Items from a figure collection:

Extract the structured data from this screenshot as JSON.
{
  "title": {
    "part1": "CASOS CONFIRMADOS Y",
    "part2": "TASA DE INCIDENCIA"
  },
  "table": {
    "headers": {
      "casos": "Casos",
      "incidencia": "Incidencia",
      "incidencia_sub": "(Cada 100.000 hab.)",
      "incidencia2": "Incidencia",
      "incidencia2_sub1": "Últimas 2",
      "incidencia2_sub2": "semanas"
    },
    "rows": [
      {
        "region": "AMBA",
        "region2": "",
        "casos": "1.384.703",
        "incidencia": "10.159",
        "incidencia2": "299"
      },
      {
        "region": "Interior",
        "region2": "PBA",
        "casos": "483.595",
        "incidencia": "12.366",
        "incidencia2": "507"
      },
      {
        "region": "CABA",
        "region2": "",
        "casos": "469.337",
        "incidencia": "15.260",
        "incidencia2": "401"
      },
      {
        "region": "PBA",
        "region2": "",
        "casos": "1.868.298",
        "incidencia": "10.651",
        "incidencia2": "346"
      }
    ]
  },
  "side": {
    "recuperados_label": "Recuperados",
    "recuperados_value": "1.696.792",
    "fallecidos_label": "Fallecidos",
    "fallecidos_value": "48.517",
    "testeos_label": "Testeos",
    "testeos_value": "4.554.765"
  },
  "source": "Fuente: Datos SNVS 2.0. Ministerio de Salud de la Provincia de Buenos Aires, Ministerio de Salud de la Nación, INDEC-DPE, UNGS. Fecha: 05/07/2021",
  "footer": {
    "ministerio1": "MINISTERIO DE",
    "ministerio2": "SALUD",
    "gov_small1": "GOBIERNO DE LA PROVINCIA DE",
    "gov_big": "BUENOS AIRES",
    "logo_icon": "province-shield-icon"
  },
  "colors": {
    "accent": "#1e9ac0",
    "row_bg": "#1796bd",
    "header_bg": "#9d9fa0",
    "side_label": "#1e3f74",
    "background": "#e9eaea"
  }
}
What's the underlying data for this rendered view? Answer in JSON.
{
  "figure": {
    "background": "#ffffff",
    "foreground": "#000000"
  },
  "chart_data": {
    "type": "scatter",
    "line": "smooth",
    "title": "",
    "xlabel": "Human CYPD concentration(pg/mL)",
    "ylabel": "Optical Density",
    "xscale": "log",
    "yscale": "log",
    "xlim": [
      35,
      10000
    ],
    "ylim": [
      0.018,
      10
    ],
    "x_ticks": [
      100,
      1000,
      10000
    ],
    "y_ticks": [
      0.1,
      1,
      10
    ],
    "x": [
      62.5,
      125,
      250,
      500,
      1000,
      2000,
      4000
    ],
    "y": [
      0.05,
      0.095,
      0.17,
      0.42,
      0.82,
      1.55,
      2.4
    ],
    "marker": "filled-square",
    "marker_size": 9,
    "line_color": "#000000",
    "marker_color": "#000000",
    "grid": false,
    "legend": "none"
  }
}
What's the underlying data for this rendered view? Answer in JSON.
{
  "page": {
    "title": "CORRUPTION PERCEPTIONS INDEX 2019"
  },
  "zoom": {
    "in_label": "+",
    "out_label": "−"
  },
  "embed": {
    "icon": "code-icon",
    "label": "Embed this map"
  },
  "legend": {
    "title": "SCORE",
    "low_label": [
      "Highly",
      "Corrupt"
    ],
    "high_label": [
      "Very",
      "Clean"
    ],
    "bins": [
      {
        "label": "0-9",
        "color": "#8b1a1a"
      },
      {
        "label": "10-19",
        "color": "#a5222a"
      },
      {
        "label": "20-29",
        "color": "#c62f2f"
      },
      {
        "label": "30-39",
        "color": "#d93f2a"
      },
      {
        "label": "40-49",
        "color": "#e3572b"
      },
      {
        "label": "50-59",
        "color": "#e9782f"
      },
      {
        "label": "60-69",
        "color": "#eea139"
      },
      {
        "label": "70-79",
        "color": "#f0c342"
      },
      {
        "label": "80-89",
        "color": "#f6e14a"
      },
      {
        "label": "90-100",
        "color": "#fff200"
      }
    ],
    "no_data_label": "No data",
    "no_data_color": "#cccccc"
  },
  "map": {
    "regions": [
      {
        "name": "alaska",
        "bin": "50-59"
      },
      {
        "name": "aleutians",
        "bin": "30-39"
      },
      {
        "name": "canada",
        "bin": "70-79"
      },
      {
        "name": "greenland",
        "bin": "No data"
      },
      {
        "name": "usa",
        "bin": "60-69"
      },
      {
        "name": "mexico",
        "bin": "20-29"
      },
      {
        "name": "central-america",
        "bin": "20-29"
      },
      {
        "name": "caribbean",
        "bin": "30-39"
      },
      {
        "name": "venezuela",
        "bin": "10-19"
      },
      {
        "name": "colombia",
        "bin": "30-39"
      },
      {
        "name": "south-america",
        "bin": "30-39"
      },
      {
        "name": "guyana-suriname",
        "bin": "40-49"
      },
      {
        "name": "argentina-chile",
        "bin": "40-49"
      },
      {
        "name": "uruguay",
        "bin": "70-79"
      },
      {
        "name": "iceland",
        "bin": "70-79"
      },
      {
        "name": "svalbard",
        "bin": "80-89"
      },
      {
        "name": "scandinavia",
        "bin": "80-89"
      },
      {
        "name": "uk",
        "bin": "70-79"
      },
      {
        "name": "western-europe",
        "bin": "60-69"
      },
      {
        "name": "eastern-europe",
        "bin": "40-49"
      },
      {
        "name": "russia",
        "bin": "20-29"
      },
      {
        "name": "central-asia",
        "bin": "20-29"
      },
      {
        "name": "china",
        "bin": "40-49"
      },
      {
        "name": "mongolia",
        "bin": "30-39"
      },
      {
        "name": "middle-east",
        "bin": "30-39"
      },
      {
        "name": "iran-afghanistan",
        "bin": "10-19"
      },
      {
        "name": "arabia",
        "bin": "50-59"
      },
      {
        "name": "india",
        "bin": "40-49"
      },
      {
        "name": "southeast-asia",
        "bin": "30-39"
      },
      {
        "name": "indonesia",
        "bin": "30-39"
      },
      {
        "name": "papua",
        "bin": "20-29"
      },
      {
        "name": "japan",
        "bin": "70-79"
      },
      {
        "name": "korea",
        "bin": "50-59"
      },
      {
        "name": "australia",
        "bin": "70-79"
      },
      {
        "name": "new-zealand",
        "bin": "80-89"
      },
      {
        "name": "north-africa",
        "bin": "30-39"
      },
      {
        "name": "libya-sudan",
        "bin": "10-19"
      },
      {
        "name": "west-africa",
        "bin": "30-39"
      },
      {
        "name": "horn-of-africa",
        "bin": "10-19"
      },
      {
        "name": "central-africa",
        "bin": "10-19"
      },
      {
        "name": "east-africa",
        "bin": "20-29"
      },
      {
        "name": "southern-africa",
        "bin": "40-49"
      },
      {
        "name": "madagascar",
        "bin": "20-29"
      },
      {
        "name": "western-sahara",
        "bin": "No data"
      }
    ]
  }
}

Aim :: Repeat each record exactly, leaving nothing out.

Full output ::
Extract the structured data from this screenshot as JSON.
{
  "title": {
    "part1": "CASOS CONFIRMADOS Y",
    "part2": "TASA DE INCIDENCIA"
  },
  "table": {
    "headers": {
      "casos": "Casos",
      "incidencia": "Incidencia",
      "incidencia_sub": "(Cada 100.000 hab.)",
      "incidencia2": "Incidencia",
      "incidencia2_sub1": "Últimas 2",
      "incidencia2_sub2": "semanas"
    },
    "rows": [
      {
        "region": "AMBA",
        "region2": "",
        "casos": "1.384.703",
        "incidencia": "10.159",
        "incidencia2": "299"
      },
      {
        "region": "Interior",
        "region2": "PBA",
        "casos": "483.595",
        "incidencia": "12.366",
        "incidencia2": "507"
      },
      {
        "region": "CABA",
        "region2": "",
        "casos": "469.337",
        "incidencia": "15.260",
        "incidencia2": "401"
      },
      {
        "region": "PBA",
        "region2": "",
        "casos": "1.868.298",
        "incidencia": "10.651",
        "incidencia2": "346"
      }
    ]
  },
  "side": {
    "recuperados_label": "Recuperados",
    "recuperados_value": "1.696.792",
    "fallecidos_label": "Fallecidos",
    "fallecidos_value": "48.517",
    "testeos_label": "Testeos",
    "testeos_value": "4.554.765"
  },
  "source": "Fuente: Datos SNVS 2.0. Ministerio de Salud de la Provincia de Buenos Aires, Ministerio de Salud de la Nación, INDEC-DPE, UNGS. Fecha: 05/07/2021",
  "footer": {
    "ministerio1": "MINISTERIO DE",
    "ministerio2": "SALUD",
    "gov_small1": "GOBIERNO DE LA PROVINCIA DE",
    "gov_big": "BUENOS AIRES",
    "logo_icon": "province-shield-icon"
  },
  "colors": {
    "accent": "#1e9ac0",
    "row_bg": "#1796bd",
    "header_bg": "#9d9fa0",
    "side_label": "#1e3f74",
    "background": "#e9eaea"
  }
}
What's the underlying data for this rendered view? Answer in JSON.
{
  "figure": {
    "background": "#ffffff",
    "foreground": "#000000"
  },
  "chart_data": {
    "type": "scatter",
    "line": "smooth",
    "title": "",
    "xlabel": "Human CYPD concentration(pg/mL)",
    "ylabel": "Optical Density",
    "xscale": "log",
    "yscale": "log",
    "xlim": [
      35,
      10000
    ],
    "ylim": [
      0.018,
      10
    ],
    "x_ticks": [
      100,
      1000,
      10000
    ],
    "y_ticks": [
      0.1,
      1,
      10
    ],
    "x": [
      62.5,
      125,
      250,
      500,
      1000,
      2000,
      4000
    ],
    "y": [
      0.05,
      0.095,
      0.17,
      0.42,
      0.82,
      1.55,
      2.4
    ],
    "marker": "filled-square",
    "marker_size": 9,
    "line_color": "#000000",
    "marker_color": "#000000",
    "grid": false,
    "legend": "none"
  }
}
What's the underlying data for this rendered view? Answer in JSON.
{
  "page": {
    "title": "CORRUPTION PERCEPTIONS INDEX 2019"
  },
  "zoom": {
    "in_label": "+",
    "out_label": "−"
  },
  "embed": {
    "icon": "code-icon",
    "label": "Embed this map"
  },
  "legend": {
    "title": "SCORE",
    "low_label": [
      "Highly",
      "Corrupt"
    ],
    "high_label": [
      "Very",
      "Clean"
    ],
    "bins": [
      {
        "label": "0-9",
        "color": "#8b1a1a"
      },
      {
        "label": "10-19",
        "color": "#a5222a"
      },
      {
        "label": "20-29",
        "color": "#c62f2f"
      },
      {
        "label": "30-39",
        "color": "#d93f2a"
      },
      {
        "label": "40-49",
        "color": "#e3572b"
      },
      {
        "label": "50-59",
        "color": "#e9782f"
      },
      {
        "label": "60-69",
        "color": "#eea139"
      },
      {
        "label": "70-79",
        "color": "#f0c342"
      },
      {
        "label": "80-89",
        "color": "#f6e14a"
      },
      {
        "label": "90-100",
        "color": "#fff200"
      }
    ],
    "no_data_label": "No data",
    "no_data_color": "#cccccc"
  },
  "map": {
    "regions": [
      {
        "name": "alaska",
        "bin": "50-59"
      },
      {
        "name": "aleutians",
        "bin": "30-39"
      },
      {
        "name": "canada",
        "bin": "70-79"
      },
      {
        "name": "greenland",
        "bin": "No data"
      },
      {
        "name": "usa",
        "bin": "60-69"
      },
      {
        "name": "mexico",
        "bin": "20-29"
      },
      {
        "name": "central-america",
        "bin": "20-29"
      },
      {
        "name": "caribbean",
        "bin": "30-39"
      },
      {
        "name": "venezuela",
        "bin": "10-19"
      },
      {
        "name": "colombia",
        "bin": "30-39"
      },
      {
        "name": "south-america",
        "bin": "30-39"
      },
      {
        "name": "guyana-suriname",
        "bin": "40-49"
      },
      {
        "name": "argentina-chile",
        "bin": "40-49"
      },
      {
        "name": "uruguay",
        "bin": "70-79"
      },
      {
        "name": "iceland",
        "bin": "70-79"
      },
      {
        "name": "svalbard",
        "bin": "80-89"
      },
      {
        "name": "scandinavia",
        "bin": "80-89"
      },
      {
        "name": "uk",
        "bin": "70-79"
      },
      {
        "name": "western-europe",
        "bin": "60-69"
      },
      {
        "name": "eastern-europe",
        "bin": "40-49"
      },
      {
        "name": "russia",
        "bin": "20-29"
      },
      {
        "name": "central-asia",
        "bin": "20-29"
      },
      {
        "name": "china",
        "bin": "40-49"
      },
      {
        "name": "mongolia",
        "bin": "30-39"
      },
      {
        "name": "middle-east",
        "bin": "30-39"
      },
      {
        "name": "iran-afghanistan",
        "bin": "10-19"
      },
      {
        "name": "arabia",
        "bin": "50-59"
      },
      {
        "name": "india",
        "bin": "40-49"
      },
      {
        "name": "southeast-asia",
        "bin": "30-39"
      },
      {
        "name": "indonesia",
        "bin": "30-39"
      },
      {
        "name": "papua",
        "bin": "20-29"
      },
      {
        "name": "japan",
        "bin": "70-79"
      },
      {
        "name": "korea",
        "bin": "50-59"
      },
      {
        "name": "australia",
        "bin": "70-79"
      },
      {
        "name": "new-zealand",
        "bin": "80-89"
      },
      {
        "name": "north-africa",
        "bin": "30-39"
      },
      {
        "name": "libya-sudan",
        "bin": "10-19"
      },
      {
        "name": "west-africa",
        "bin": "30-39"
      },
      {
        "name": "horn-of-africa",
        "bin": "10-19"
      },
      {
        "name": "central-africa",
        "bin": "10-19"
      },
      {
        "name": "east-africa",
        "bin": "20-29"
      },
      {
        "name": "southern-africa",
        "bin": "40-49"
      },
      {
        "name": "madagascar",
        "bin": "20-29"
      },
      {
        "name": "western-sahara",
        "bin": "No data"
      }
    ]
  }
}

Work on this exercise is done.